EXERCISE BRIEF: Make a verbatim copy of the entries below; pictures stay out.

[Stored data entries]
◆ ◆ ◆
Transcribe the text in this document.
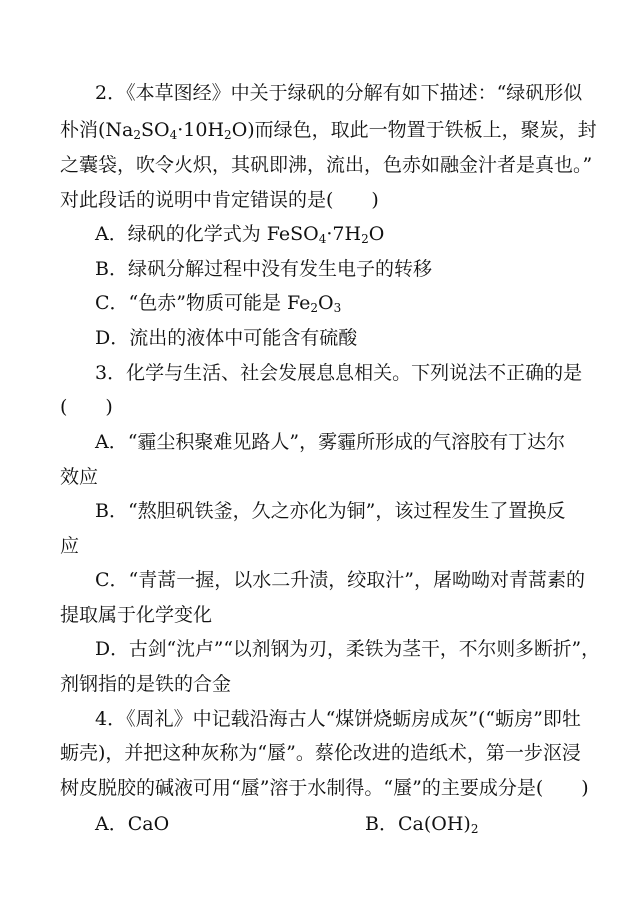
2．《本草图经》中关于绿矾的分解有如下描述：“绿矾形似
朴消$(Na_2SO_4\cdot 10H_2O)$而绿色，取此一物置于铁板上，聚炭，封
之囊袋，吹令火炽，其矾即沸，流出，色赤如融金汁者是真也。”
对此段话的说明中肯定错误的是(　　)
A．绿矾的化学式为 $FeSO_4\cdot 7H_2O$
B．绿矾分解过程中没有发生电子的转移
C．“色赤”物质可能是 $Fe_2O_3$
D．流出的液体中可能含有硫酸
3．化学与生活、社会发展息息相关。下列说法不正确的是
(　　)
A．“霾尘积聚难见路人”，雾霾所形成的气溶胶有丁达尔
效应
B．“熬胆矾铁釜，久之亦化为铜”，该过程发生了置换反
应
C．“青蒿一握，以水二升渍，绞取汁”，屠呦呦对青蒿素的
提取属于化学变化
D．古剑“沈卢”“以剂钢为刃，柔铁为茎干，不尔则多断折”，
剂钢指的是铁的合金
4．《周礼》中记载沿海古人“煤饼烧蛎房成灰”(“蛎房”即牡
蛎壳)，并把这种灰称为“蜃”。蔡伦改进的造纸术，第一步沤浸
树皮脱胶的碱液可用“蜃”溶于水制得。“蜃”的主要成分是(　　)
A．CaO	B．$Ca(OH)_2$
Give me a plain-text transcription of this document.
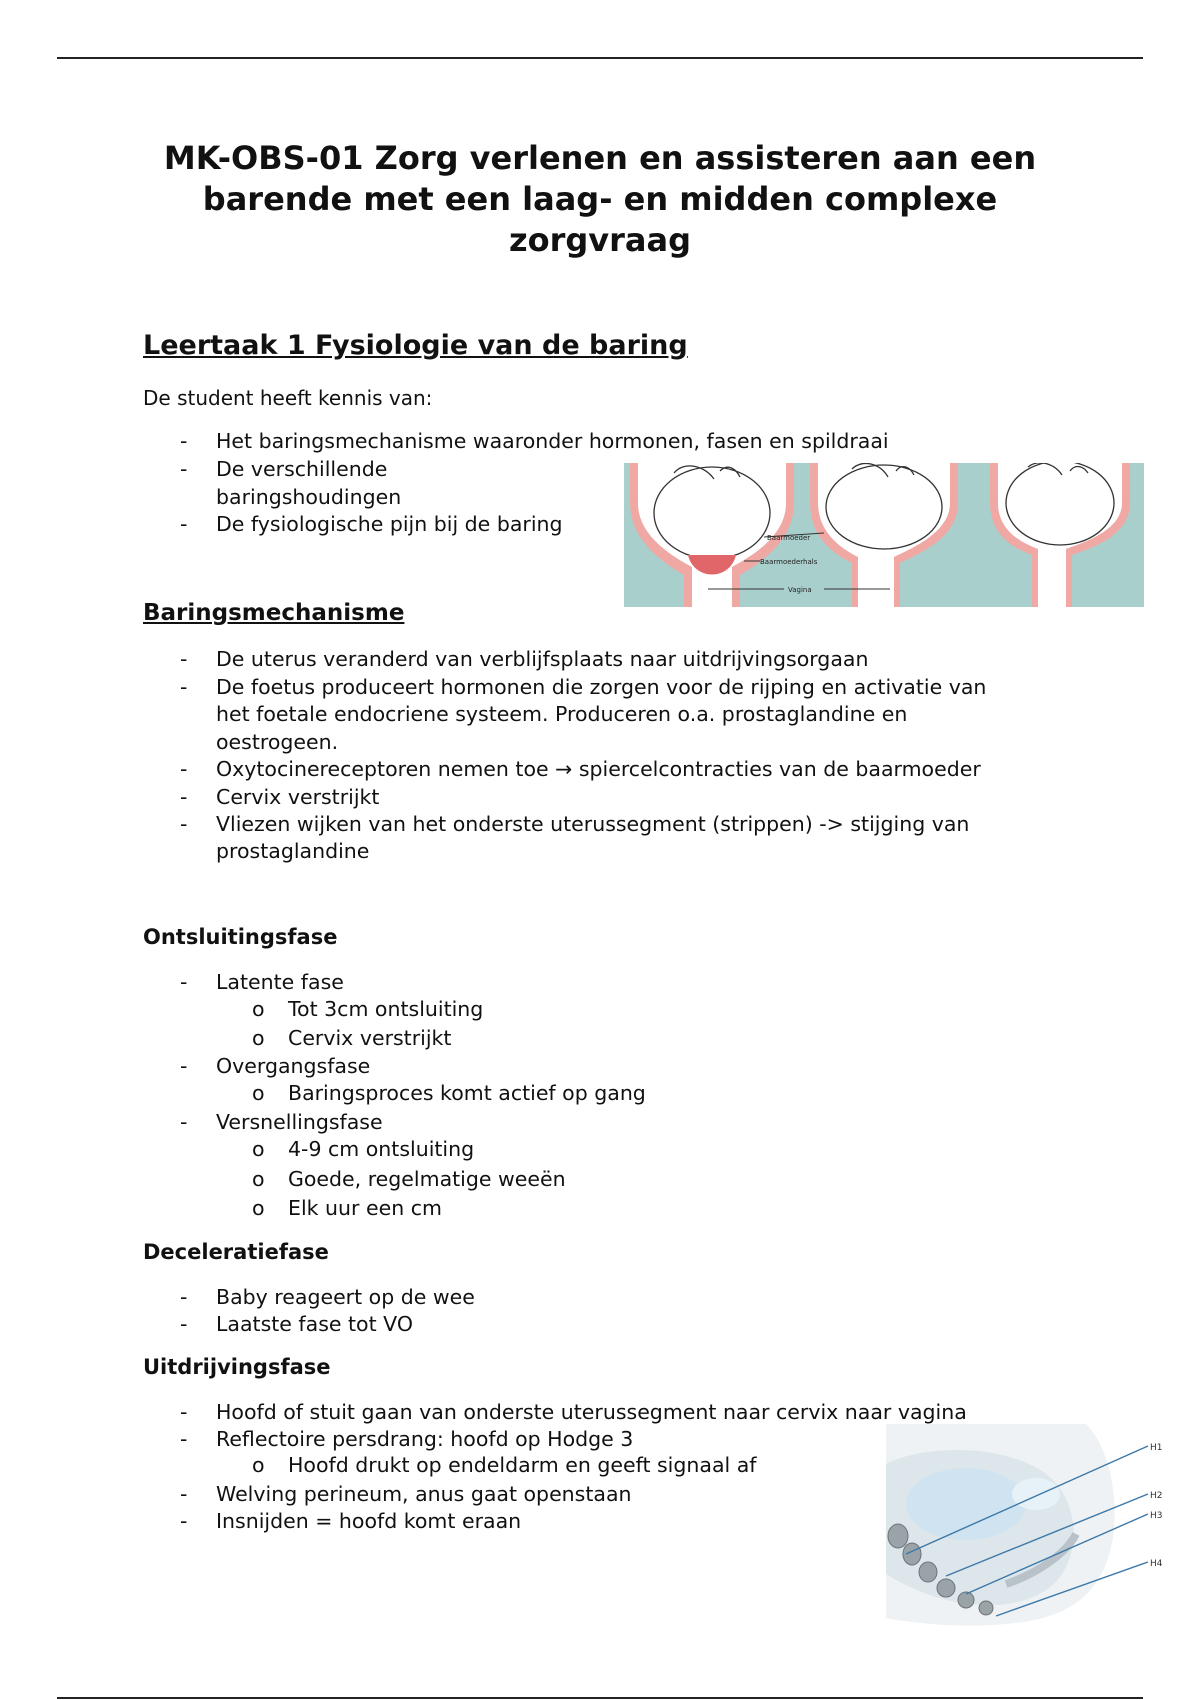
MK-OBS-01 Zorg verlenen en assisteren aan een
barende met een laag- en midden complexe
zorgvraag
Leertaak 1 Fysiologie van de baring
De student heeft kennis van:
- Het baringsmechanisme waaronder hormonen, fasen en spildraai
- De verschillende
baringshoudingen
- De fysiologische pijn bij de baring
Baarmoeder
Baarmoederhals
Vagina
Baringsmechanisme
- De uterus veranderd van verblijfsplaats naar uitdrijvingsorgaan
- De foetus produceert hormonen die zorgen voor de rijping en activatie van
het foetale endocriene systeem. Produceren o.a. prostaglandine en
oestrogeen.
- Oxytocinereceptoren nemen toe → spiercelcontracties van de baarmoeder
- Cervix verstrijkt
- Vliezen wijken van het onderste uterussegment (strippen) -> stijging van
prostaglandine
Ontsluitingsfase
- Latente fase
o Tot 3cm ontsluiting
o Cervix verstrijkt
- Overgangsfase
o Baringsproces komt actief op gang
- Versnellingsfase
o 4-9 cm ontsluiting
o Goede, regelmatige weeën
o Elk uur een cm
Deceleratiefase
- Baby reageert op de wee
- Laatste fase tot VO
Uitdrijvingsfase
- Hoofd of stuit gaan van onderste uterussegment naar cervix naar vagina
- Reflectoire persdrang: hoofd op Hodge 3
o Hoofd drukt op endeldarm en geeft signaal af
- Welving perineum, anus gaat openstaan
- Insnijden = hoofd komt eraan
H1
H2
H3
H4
◆ ◆ ◆
ANSWER FOR THE TASK:
Transcribe the text in this document.
2．《本草图经》中关于绿矾的分解有如下描述：“绿矾形似
朴消$(Na_2SO_4\cdot 10H_2O)$而绿色，取此一物置于铁板上，聚炭，封
之囊袋，吹令火炽，其矾即沸，流出，色赤如融金汁者是真也。”
对此段话的说明中肯定错误的是(　　)
A．绿矾的化学式为 $FeSO_4\cdot 7H_2O$
B．绿矾分解过程中没有发生电子的转移
C．“色赤”物质可能是 $Fe_2O_3$
D．流出的液体中可能含有硫酸
3．化学与生活、社会发展息息相关。下列说法不正确的是
(　　)
A．“霾尘积聚难见路人”，雾霾所形成的气溶胶有丁达尔
效应
B．“熬胆矾铁釜，久之亦化为铜”，该过程发生了置换反
应
C．“青蒿一握，以水二升渍，绞取汁”，屠呦呦对青蒿素的
提取属于化学变化
D．古剑“沈卢”“以剂钢为刃，柔铁为茎干，不尔则多断折”，
剂钢指的是铁的合金
4．《周礼》中记载沿海古人“煤饼烧蛎房成灰”(“蛎房”即牡
蛎壳)，并把这种灰称为“蜃”。蔡伦改进的造纸术，第一步沤浸
树皮脱胶的碱液可用“蜃”溶于水制得。“蜃”的主要成分是(　　)
A．CaO	B．$Ca(OH)_2$
Give me a plain-text transcription of this document.
MK-OBS-01 Zorg verlenen en assisteren aan een
barende met een laag- en midden complexe
zorgvraag
Leertaak 1 Fysiologie van de baring
De student heeft kennis van:
- Het baringsmechanisme waaronder hormonen, fasen en spildraai
- De verschillende
baringshoudingen
- De fysiologische pijn bij de baring
Baarmoeder
Baarmoederhals
Vagina
Baringsmechanisme
- De uterus veranderd van verblijfsplaats naar uitdrijvingsorgaan
- De foetus produceert hormonen die zorgen voor de rijping en activatie van
het foetale endocriene systeem. Produceren o.a. prostaglandine en
oestrogeen.
- Oxytocinereceptoren nemen toe → spiercelcontracties van de baarmoeder
- Cervix verstrijkt
- Vliezen wijken van het onderste uterussegment (strippen) -> stijging van
prostaglandine
Ontsluitingsfase
- Latente fase
o Tot 3cm ontsluiting
o Cervix verstrijkt
- Overgangsfase
o Baringsproces komt actief op gang
- Versnellingsfase
o 4-9 cm ontsluiting
o Goede, regelmatige weeën
o Elk uur een cm
Deceleratiefase
- Baby reageert op de wee
- Laatste fase tot VO
Uitdrijvingsfase
- Hoofd of stuit gaan van onderste uterussegment naar cervix naar vagina
- Reflectoire persdrang: hoofd op Hodge 3
o Hoofd drukt op endeldarm en geeft signaal af
- Welving perineum, anus gaat openstaan
- Insnijden = hoofd komt eraan
H1
H2
H3
H4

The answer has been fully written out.